# Objective
Below are some records; return each one exactly.
-- Start Records --
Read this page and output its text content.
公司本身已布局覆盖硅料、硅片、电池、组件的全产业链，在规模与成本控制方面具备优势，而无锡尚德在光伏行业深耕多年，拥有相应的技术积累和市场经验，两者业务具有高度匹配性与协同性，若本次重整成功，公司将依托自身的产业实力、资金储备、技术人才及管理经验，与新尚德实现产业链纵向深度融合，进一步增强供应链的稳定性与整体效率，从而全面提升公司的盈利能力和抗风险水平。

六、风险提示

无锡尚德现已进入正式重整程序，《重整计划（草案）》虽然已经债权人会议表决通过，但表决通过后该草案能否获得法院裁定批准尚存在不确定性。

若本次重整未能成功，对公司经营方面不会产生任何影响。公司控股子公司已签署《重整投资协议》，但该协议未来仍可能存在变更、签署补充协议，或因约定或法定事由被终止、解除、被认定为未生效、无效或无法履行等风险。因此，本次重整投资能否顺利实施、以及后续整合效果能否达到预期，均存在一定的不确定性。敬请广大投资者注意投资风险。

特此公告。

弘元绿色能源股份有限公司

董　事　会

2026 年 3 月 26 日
-- End Records --
# Output below
Read this page and output its text content.
公司本身已布局覆盖硅料、硅片、电池、组件的全产业链，在规模与成本控制方面具备优势，而无锡尚德在光伏行业深耕多年，拥有相应的技术积累和市场经验，两者业务具有高度匹配性与协同性，若本次重整成功，公司将依托自身的产业实力、资金储备、技术人才及管理经验，与新尚德实现产业链纵向深度融合，进一步增强供应链的稳定性与整体效率，从而全面提升公司的盈利能力和抗风险水平。

六、风险提示

无锡尚德现已进入正式重整程序，《重整计划（草案）》虽然已经债权人会议表决通过，但表决通过后该草案能否获得法院裁定批准尚存在不确定性。

若本次重整未能成功，对公司经营方面不会产生任何影响。公司控股子公司已签署《重整投资协议》，但该协议未来仍可能存在变更、签署补充协议，或因约定或法定事由被终止、解除、被认定为未生效、无效或无法履行等风险。因此，本次重整投资能否顺利实施、以及后续整合效果能否达到预期，均存在一定的不确定性。敬请广大投资者注意投资风险。

特此公告。

弘元绿色能源股份有限公司

董　事　会

2026 年 3 月 26 日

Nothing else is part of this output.